• Task brief:
Search the data for the string "icon" and gather each line it is in.

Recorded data
▬▬▬▬▬▬
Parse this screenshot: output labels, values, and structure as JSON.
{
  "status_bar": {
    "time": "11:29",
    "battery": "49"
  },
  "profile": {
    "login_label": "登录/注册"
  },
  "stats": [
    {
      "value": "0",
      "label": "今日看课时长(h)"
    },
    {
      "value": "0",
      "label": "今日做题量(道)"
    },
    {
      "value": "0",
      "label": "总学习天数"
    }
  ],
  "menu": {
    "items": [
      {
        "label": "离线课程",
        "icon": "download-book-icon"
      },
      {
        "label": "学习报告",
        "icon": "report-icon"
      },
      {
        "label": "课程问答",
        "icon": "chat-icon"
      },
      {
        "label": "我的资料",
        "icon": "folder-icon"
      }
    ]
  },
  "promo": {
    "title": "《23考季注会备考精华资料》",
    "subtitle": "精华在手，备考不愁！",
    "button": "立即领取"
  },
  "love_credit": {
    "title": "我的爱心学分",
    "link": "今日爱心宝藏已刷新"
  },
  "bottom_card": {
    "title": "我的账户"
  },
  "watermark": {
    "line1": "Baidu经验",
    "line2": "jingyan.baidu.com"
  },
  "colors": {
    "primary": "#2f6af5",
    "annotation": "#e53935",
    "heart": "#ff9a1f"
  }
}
▬▬▬▬▬▬
• Expected output:
        "icon": "download-book-icon"
        "icon": "report-icon"
        "icon": "chat-icon"
        "icon": "folder-icon"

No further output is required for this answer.